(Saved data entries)
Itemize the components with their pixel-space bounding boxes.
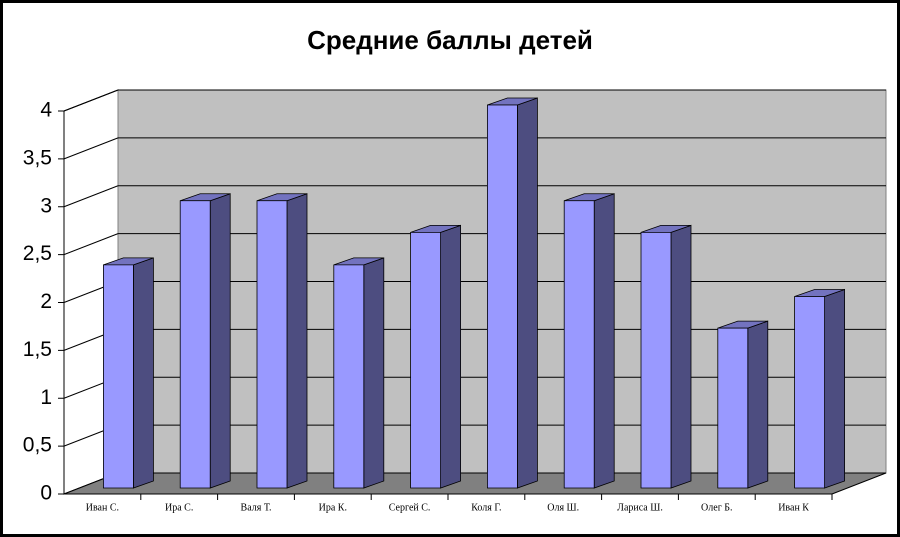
- bar: [486, 97, 538, 489]
- grid-line: [63, 137, 119, 160]
- bar-side: [132, 257, 154, 489]
- bar-side: [517, 97, 538, 489]
- grid-line: [63, 89, 119, 112]
- bar-side: [440, 224, 462, 489]
- bar-side: [824, 288, 845, 489]
- bar: [103, 257, 154, 489]
- x-tick-label: Валя Т.: [241, 502, 272, 513]
- bar-front: [410, 231, 442, 489]
- bar-front: [256, 200, 288, 489]
- grid-line: [63, 185, 119, 208]
- bar-front: [486, 104, 518, 489]
- bar-front: [333, 264, 365, 489]
- chart-title: Средние баллы детей: [307, 25, 593, 55]
- bar-side: [747, 320, 769, 489]
- y-tick-label: 1,5: [23, 338, 52, 361]
- x-tick-label: Ира С.: [165, 502, 193, 513]
- bar: [333, 257, 385, 489]
- bar-front: [103, 264, 134, 489]
- y-tick-label: 2: [40, 290, 52, 313]
- bar-side: [363, 257, 385, 489]
- bar-side: [670, 224, 692, 489]
- x-tick-label: Иван К: [778, 502, 809, 513]
- bar-front: [179, 200, 211, 489]
- bar-front: [794, 296, 825, 489]
- grid-line: [63, 233, 119, 256]
- x-tick-label: Ира К.: [319, 502, 347, 513]
- y-tick-label: 3,5: [23, 146, 52, 169]
- y-tick-label: 3: [40, 194, 52, 217]
- x-tick-label: Сергей С.: [389, 502, 431, 513]
- x-tick-label: Иван С.: [86, 502, 119, 513]
- y-tick-label: 2,5: [23, 242, 52, 265]
- bar: [179, 193, 231, 489]
- bar: [256, 193, 308, 489]
- bar-front: [563, 200, 595, 489]
- bar-side: [209, 193, 231, 489]
- bar: [640, 224, 692, 489]
- x-tick-label: Лариса Ш.: [617, 502, 663, 513]
- bar-side: [286, 193, 308, 489]
- x-tick-label: Оля Ш.: [547, 502, 579, 513]
- x-tick-label: Олег Б.: [701, 502, 733, 513]
- bar: [563, 193, 615, 489]
- bar: [717, 320, 769, 489]
- bar: [410, 224, 462, 489]
- y-tick-label: 0: [40, 482, 52, 505]
- bar-front: [717, 327, 749, 489]
- x-tick-label: Коля Г.: [471, 502, 501, 513]
- y-tick-label: 0,5: [23, 434, 52, 457]
- bar-side: [593, 193, 615, 489]
- bar-front: [640, 231, 672, 489]
- bar: [794, 288, 845, 489]
- floor-edge: [831, 472, 887, 495]
- y-tick-label: 1: [40, 386, 52, 409]
- y-tick-label: 4: [40, 99, 52, 122]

# What the task requires:
Rewrite every record above, changing each "bar-side" to "bar-flank" and keeping everything else the same. Leave the pictures out.

# Response below:
Itemize the components with their pixel-space bounding boxes.
- bar: [486, 97, 538, 489]
- grid-line: [63, 137, 119, 160]
- bar-flank: [132, 257, 154, 489]
- bar-flank: [517, 97, 538, 489]
- grid-line: [63, 89, 119, 112]
- bar-flank: [440, 224, 462, 489]
- bar-flank: [824, 288, 845, 489]
- bar: [103, 257, 154, 489]
- x-tick-label: Валя Т.: [241, 502, 272, 513]
- bar-front: [410, 231, 442, 489]
- bar-front: [256, 200, 288, 489]
- grid-line: [63, 185, 119, 208]
- bar-front: [486, 104, 518, 489]
- bar-front: [333, 264, 365, 489]
- chart-title: Средние баллы детей: [307, 25, 593, 55]
- bar-flank: [747, 320, 769, 489]
- y-tick-label: 1,5: [23, 338, 52, 361]
- x-tick-label: Ира С.: [165, 502, 193, 513]
- bar: [333, 257, 385, 489]
- bar-front: [103, 264, 134, 489]
- y-tick-label: 2: [40, 290, 52, 313]
- bar-flank: [363, 257, 385, 489]
- bar-flank: [670, 224, 692, 489]
- x-tick-label: Иван К: [778, 502, 809, 513]
- bar-front: [179, 200, 211, 489]
- bar-front: [794, 296, 825, 489]
- grid-line: [63, 233, 119, 256]
- x-tick-label: Ира К.: [319, 502, 347, 513]
- y-tick-label: 3,5: [23, 146, 52, 169]
- y-tick-label: 3: [40, 194, 52, 217]
- x-tick-label: Сергей С.: [389, 502, 431, 513]
- x-tick-label: Иван С.: [86, 502, 119, 513]
- y-tick-label: 2,5: [23, 242, 52, 265]
- bar: [179, 193, 231, 489]
- bar: [256, 193, 308, 489]
- bar-front: [563, 200, 595, 489]
- bar-flank: [209, 193, 231, 489]
- bar: [640, 224, 692, 489]
- x-tick-label: Лариса Ш.: [617, 502, 663, 513]
- bar-flank: [286, 193, 308, 489]
- x-tick-label: Оля Ш.: [547, 502, 579, 513]
- x-tick-label: Олег Б.: [701, 502, 733, 513]
- bar: [563, 193, 615, 489]
- bar: [717, 320, 769, 489]
- bar: [410, 224, 462, 489]
- y-tick-label: 0: [40, 482, 52, 505]
- bar-front: [717, 327, 749, 489]
- x-tick-label: Коля Г.: [471, 502, 501, 513]
- y-tick-label: 0,5: [23, 434, 52, 457]
- bar-flank: [593, 193, 615, 489]
- bar-front: [640, 231, 672, 489]
- bar: [794, 288, 845, 489]
- floor-edge: [831, 472, 887, 495]
- y-tick-label: 1: [40, 386, 52, 409]
- y-tick-label: 4: [40, 99, 52, 122]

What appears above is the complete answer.